» **Materials provided**:
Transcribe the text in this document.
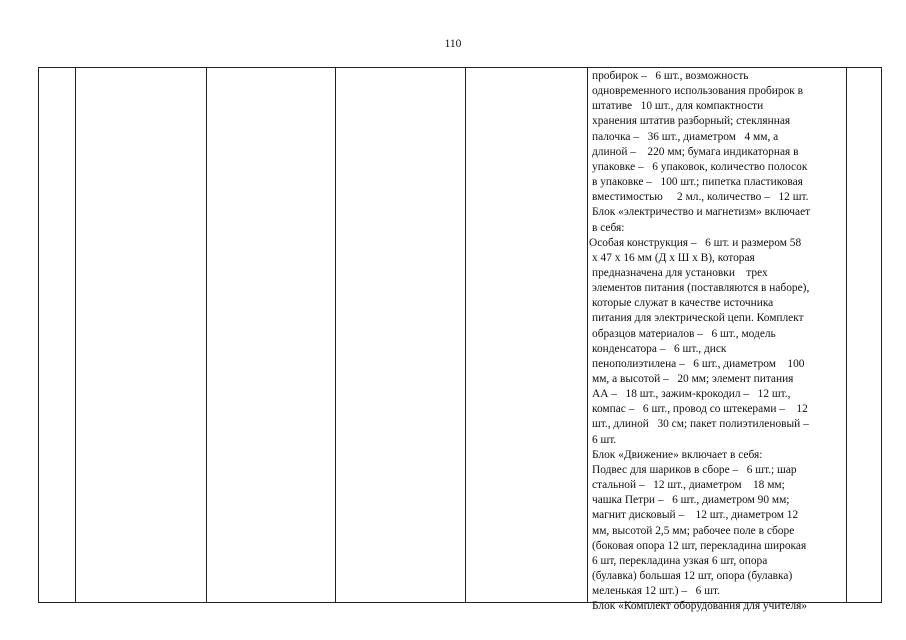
110
пробирок –   6 шт., возможность
одновременного использования пробирок в
штативе   10 шт., для компактности
хранения штатив разборный; стеклянная
палочка –   36 шт., диаметром   4 мм, а
длиной –    220 мм; бумага индикаторная в
упаковке –   6 упаковок, количество полосок
в упаковке –   100 шт.; пипетка пластиковая
вместимостью     2 мл., количество –   12 шт.
Блок «электричество и магнетизм» включает
в себя:
Особая конструкция –   6 шт. и размером 58
х 47 х 16 мм (Д х Ш х В), которая
предназначена для установки    трех
элементов питания (поставляются в наборе),
которые служат в качестве источника
питания для электрической цепи. Комплект
образцов материалов –   6 шт., модель
конденсатора –   6 шт., диск
пенополиэтилена –   6 шт., диаметром    100
мм, а высотой –   20 мм; элемент питания
АА –   18 шт., зажим-крокодил –   12 шт.,
компас –   6 шт., провод со штекерами –    12
шт., длиной   30 см; пакет полиэтиленовый –
6 шт.
Блок «Движение» включает в себя:
Подвес для шариков в сборе –   6 шт.; шар
стальной –   12 шт., диаметром    18 мм;
чашка Петри –   6 шт., диаметром 90 мм;
магнит дисковый –    12 шт., диаметром 12
мм, высотой 2,5 мм; рабочее поле в сборе
(боковая опора 12 шт, перекладина широкая
6 шт, перекладина узкая 6 шт, опора
(булавка) большая 12 шт, опора (булавка)
меленькая 12 шт.) –   6 шт.
Блок «Комплект оборудования для учителя»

» **Do this**: Without including any pictures, output all the entries above exactly.

» **Exercise answer**:
Transcribe the text in this document.
110
пробирок –   6 шт., возможность
одновременного использования пробирок в
штативе   10 шт., для компактности
хранения штатив разборный; стеклянная
палочка –   36 шт., диаметром   4 мм, а
длиной –    220 мм; бумага индикаторная в
упаковке –   6 упаковок, количество полосок
в упаковке –   100 шт.; пипетка пластиковая
вместимостью     2 мл., количество –   12 шт.
Блок «электричество и магнетизм» включает
в себя:
Особая конструкция –   6 шт. и размером 58
х 47 х 16 мм (Д х Ш х В), которая
предназначена для установки    трех
элементов питания (поставляются в наборе),
которые служат в качестве источника
питания для электрической цепи. Комплект
образцов материалов –   6 шт., модель
конденсатора –   6 шт., диск
пенополиэтилена –   6 шт., диаметром    100
мм, а высотой –   20 мм; элемент питания
АА –   18 шт., зажим-крокодил –   12 шт.,
компас –   6 шт., провод со штекерами –    12
шт., длиной   30 см; пакет полиэтиленовый –
6 шт.
Блок «Движение» включает в себя:
Подвес для шариков в сборе –   6 шт.; шар
стальной –   12 шт., диаметром    18 мм;
чашка Петри –   6 шт., диаметром 90 мм;
магнит дисковый –    12 шт., диаметром 12
мм, высотой 2,5 мм; рабочее поле в сборе
(боковая опора 12 шт, перекладина широкая
6 шт, перекладина узкая 6 шт, опора
(булавка) большая 12 шт, опора (булавка)
меленькая 12 шт.) –   6 шт.
Блок «Комплект оборудования для учителя»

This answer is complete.